→ PROBLEM DESCRIPTION: Gather, from the data below, each line in which the word "price" occurs.

===============

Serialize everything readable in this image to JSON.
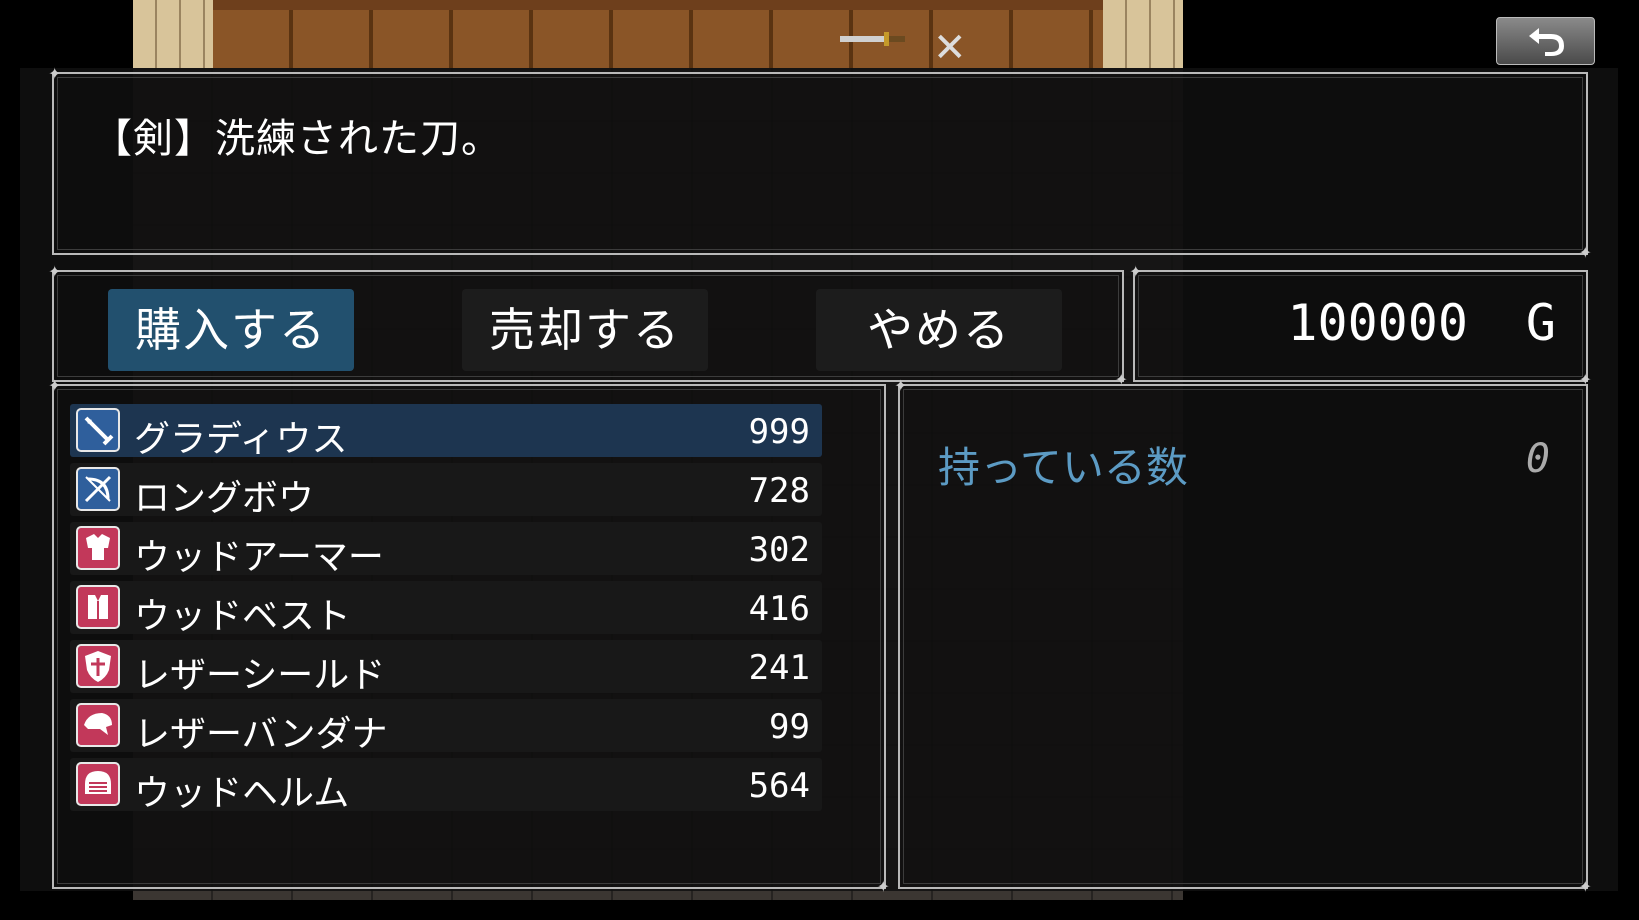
{
  "help": {
    "text": "【剣】洗練された刀。"
  },
  "commands": [
    {
      "label": "購入する",
      "selected": true
    },
    {
      "label": "売却する",
      "selected": false
    },
    {
      "label": "やめる",
      "selected": false
    }
  ],
  "gold": {
    "value": "100000",
    "unit": "G"
  },
  "items": [
    {
      "name": "グラディウス",
      "price": "999",
      "icon": "sword-icon",
      "selected": true
    },
    {
      "name": "ロングボウ",
      "price": "728",
      "icon": "bow-icon",
      "selected": false
    },
    {
      "name": "ウッドアーマー",
      "price": "302",
      "icon": "armor-icon",
      "selected": false
    },
    {
      "name": "ウッドベスト",
      "price": "416",
      "icon": "vest-icon",
      "selected": false
    },
    {
      "name": "レザーシールド",
      "price": "241",
      "icon": "shield-icon",
      "selected": false
    },
    {
      "name": "レザーバンダナ",
      "price": "99",
      "icon": "bandana-icon",
      "selected": false
    },
    {
      "name": "ウッドヘルム",
      "price": "564",
      "icon": "helmet-icon",
      "selected": false
    }
  ],
  "status": {
    "owned_label": "持っている数",
    "owned_value": "0"
  },
  "colors": {
    "selected_command": "#22506e",
    "selected_row": "#1d3550",
    "weapon_icon_bg": "#2f5f9c",
    "armor_icon_bg": "#c2385a",
    "owned_label": "#5c9bc4"
  }
}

===============

→ TASK RESULT:
      "price": "999",
      "price": "728",
      "price": "302",
      "price": "416",
      "price": "241",
      "price": "99",
      "price": "564",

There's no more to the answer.